## Directions for this task
Give the material once more, word for word, without any images.

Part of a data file
<<<<
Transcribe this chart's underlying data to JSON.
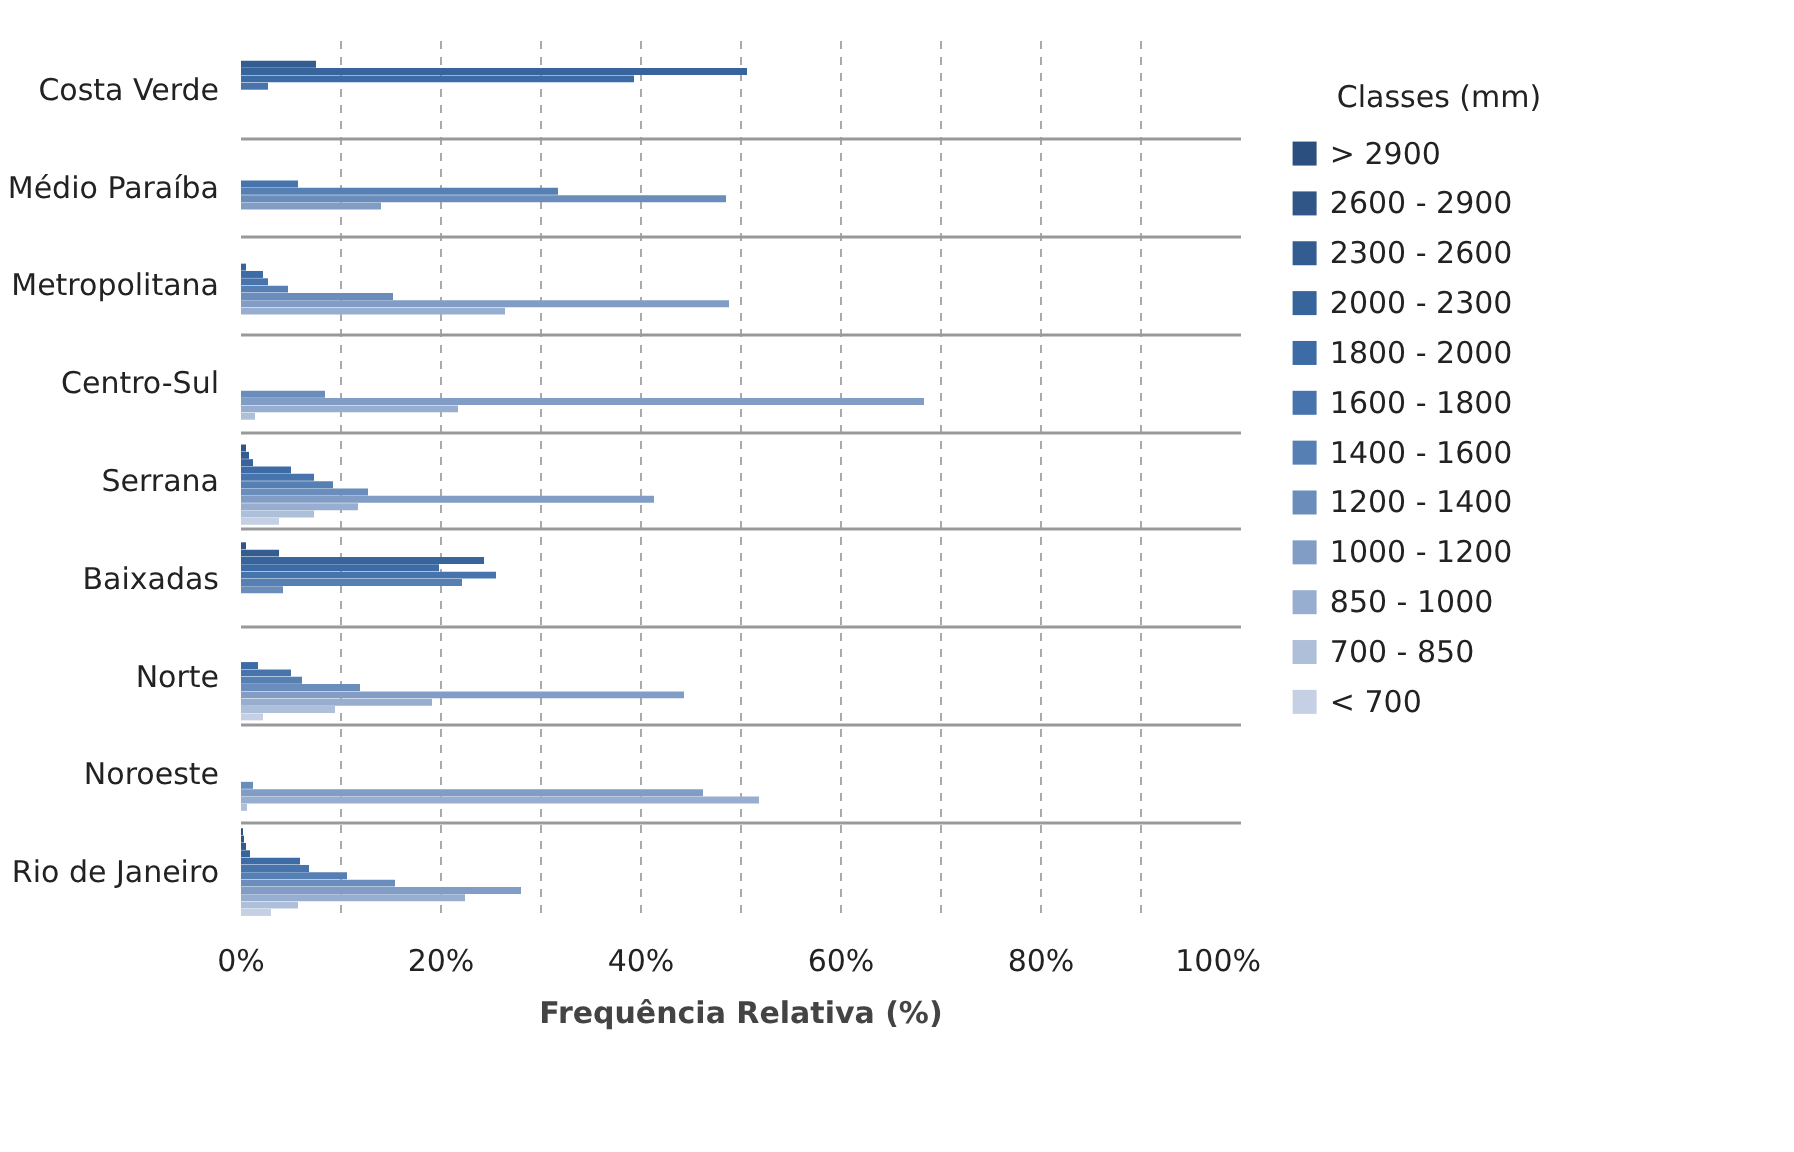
{
  "chart_data": {
    "type": "bar",
    "orientation": "horizontal",
    "xlabel": "Frequência Relativa (%)",
    "legend_title": "Classes (mm)",
    "legend": "right",
    "grid": true,
    "categories": [
      "Costa Verde",
      "Médio Paraíba",
      "Metropolitana",
      "Centro-Sul",
      "Serrana",
      "Baixadas",
      "Norte",
      "Noroeste",
      "Rio de Janeiro"
    ],
    "xlim": [
      0,
      100
    ],
    "xticks": [
      {
        "value": 0,
        "label": "0%"
      },
      {
        "value": 10,
        "label": null
      },
      {
        "value": 20,
        "label": "20%"
      },
      {
        "value": 30,
        "label": null
      },
      {
        "value": 40,
        "label": "40%"
      },
      {
        "value": 50,
        "label": null
      },
      {
        "value": 60,
        "label": "60%"
      },
      {
        "value": 70,
        "label": null
      },
      {
        "value": 80,
        "label": "80%"
      },
      {
        "value": 90,
        "label": null
      },
      {
        "value": 100,
        "label": "100%"
      }
    ],
    "series": [
      {
        "name": "> 2900",
        "color": "#2b4f7e",
        "values": [
          0,
          0,
          0,
          0,
          0,
          0,
          0,
          0,
          0.2
        ]
      },
      {
        "name": "2600 - 2900",
        "color": "#2f5687",
        "values": [
          0,
          0,
          0,
          0,
          0.5,
          0.5,
          0,
          0,
          0.3
        ]
      },
      {
        "name": "2300 - 2600",
        "color": "#335d91",
        "values": [
          7.5,
          0,
          0,
          0,
          0.8,
          3.8,
          0,
          0,
          0.5
        ]
      },
      {
        "name": "2000 - 2300",
        "color": "#37649b",
        "values": [
          50.6,
          0,
          0.5,
          0,
          1.2,
          24.3,
          0,
          0,
          0.9
        ]
      },
      {
        "name": "1800 - 2000",
        "color": "#3c6ba5",
        "values": [
          39.3,
          0,
          2.2,
          0,
          5.0,
          19.8,
          1.7,
          0,
          5.9
        ]
      },
      {
        "name": "1600 - 1800",
        "color": "#4774ad",
        "values": [
          2.7,
          5.7,
          2.7,
          0,
          7.3,
          25.5,
          5.0,
          0,
          6.8
        ]
      },
      {
        "name": "1400 - 1600",
        "color": "#567fb3",
        "values": [
          0,
          31.7,
          4.7,
          0,
          9.2,
          22.1,
          6.1,
          0,
          10.6
        ]
      },
      {
        "name": "1200 - 1400",
        "color": "#6b8dbb",
        "values": [
          0,
          48.5,
          15.2,
          8.4,
          12.7,
          4.2,
          11.9,
          1.2,
          15.4
        ]
      },
      {
        "name": "1000 - 1200",
        "color": "#819dc5",
        "values": [
          0,
          14.0,
          48.8,
          68.3,
          41.3,
          0,
          44.3,
          46.2,
          28.0
        ]
      },
      {
        "name": "850 - 1000",
        "color": "#97aed0",
        "values": [
          0,
          0,
          26.4,
          21.7,
          11.7,
          0,
          19.1,
          51.8,
          22.4
        ]
      },
      {
        "name": "700 - 850",
        "color": "#aebfda",
        "values": [
          0,
          0,
          0,
          1.4,
          7.3,
          0,
          9.4,
          0.6,
          5.7
        ]
      },
      {
        "name": "< 700",
        "color": "#c5d0e4",
        "values": [
          0,
          0,
          0,
          0,
          3.8,
          0,
          2.2,
          0,
          3.0
        ]
      }
    ]
  }
}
>>>>
## Result
Transcribe this chart's underlying data to JSON.
{
  "chart_data": {
    "type": "bar",
    "orientation": "horizontal",
    "xlabel": "Frequência Relativa (%)",
    "legend_title": "Classes (mm)",
    "legend": "right",
    "grid": true,
    "categories": [
      "Costa Verde",
      "Médio Paraíba",
      "Metropolitana",
      "Centro-Sul",
      "Serrana",
      "Baixadas",
      "Norte",
      "Noroeste",
      "Rio de Janeiro"
    ],
    "xlim": [
      0,
      100
    ],
    "xticks": [
      {
        "value": 0,
        "label": "0%"
      },
      {
        "value": 10,
        "label": null
      },
      {
        "value": 20,
        "label": "20%"
      },
      {
        "value": 30,
        "label": null
      },
      {
        "value": 40,
        "label": "40%"
      },
      {
        "value": 50,
        "label": null
      },
      {
        "value": 60,
        "label": "60%"
      },
      {
        "value": 70,
        "label": null
      },
      {
        "value": 80,
        "label": "80%"
      },
      {
        "value": 90,
        "label": null
      },
      {
        "value": 100,
        "label": "100%"
      }
    ],
    "series": [
      {
        "name": "> 2900",
        "color": "#2b4f7e",
        "values": [
          0,
          0,
          0,
          0,
          0,
          0,
          0,
          0,
          0.2
        ]
      },
      {
        "name": "2600 - 2900",
        "color": "#2f5687",
        "values": [
          0,
          0,
          0,
          0,
          0.5,
          0.5,
          0,
          0,
          0.3
        ]
      },
      {
        "name": "2300 - 2600",
        "color": "#335d91",
        "values": [
          7.5,
          0,
          0,
          0,
          0.8,
          3.8,
          0,
          0,
          0.5
        ]
      },
      {
        "name": "2000 - 2300",
        "color": "#37649b",
        "values": [
          50.6,
          0,
          0.5,
          0,
          1.2,
          24.3,
          0,
          0,
          0.9
        ]
      },
      {
        "name": "1800 - 2000",
        "color": "#3c6ba5",
        "values": [
          39.3,
          0,
          2.2,
          0,
          5.0,
          19.8,
          1.7,
          0,
          5.9
        ]
      },
      {
        "name": "1600 - 1800",
        "color": "#4774ad",
        "values": [
          2.7,
          5.7,
          2.7,
          0,
          7.3,
          25.5,
          5.0,
          0,
          6.8
        ]
      },
      {
        "name": "1400 - 1600",
        "color": "#567fb3",
        "values": [
          0,
          31.7,
          4.7,
          0,
          9.2,
          22.1,
          6.1,
          0,
          10.6
        ]
      },
      {
        "name": "1200 - 1400",
        "color": "#6b8dbb",
        "values": [
          0,
          48.5,
          15.2,
          8.4,
          12.7,
          4.2,
          11.9,
          1.2,
          15.4
        ]
      },
      {
        "name": "1000 - 1200",
        "color": "#819dc5",
        "values": [
          0,
          14.0,
          48.8,
          68.3,
          41.3,
          0,
          44.3,
          46.2,
          28.0
        ]
      },
      {
        "name": "850 - 1000",
        "color": "#97aed0",
        "values": [
          0,
          0,
          26.4,
          21.7,
          11.7,
          0,
          19.1,
          51.8,
          22.4
        ]
      },
      {
        "name": "700 - 850",
        "color": "#aebfda",
        "values": [
          0,
          0,
          0,
          1.4,
          7.3,
          0,
          9.4,
          0.6,
          5.7
        ]
      },
      {
        "name": "< 700",
        "color": "#c5d0e4",
        "values": [
          0,
          0,
          0,
          0,
          3.8,
          0,
          2.2,
          0,
          3.0
        ]
      }
    ]
  }
}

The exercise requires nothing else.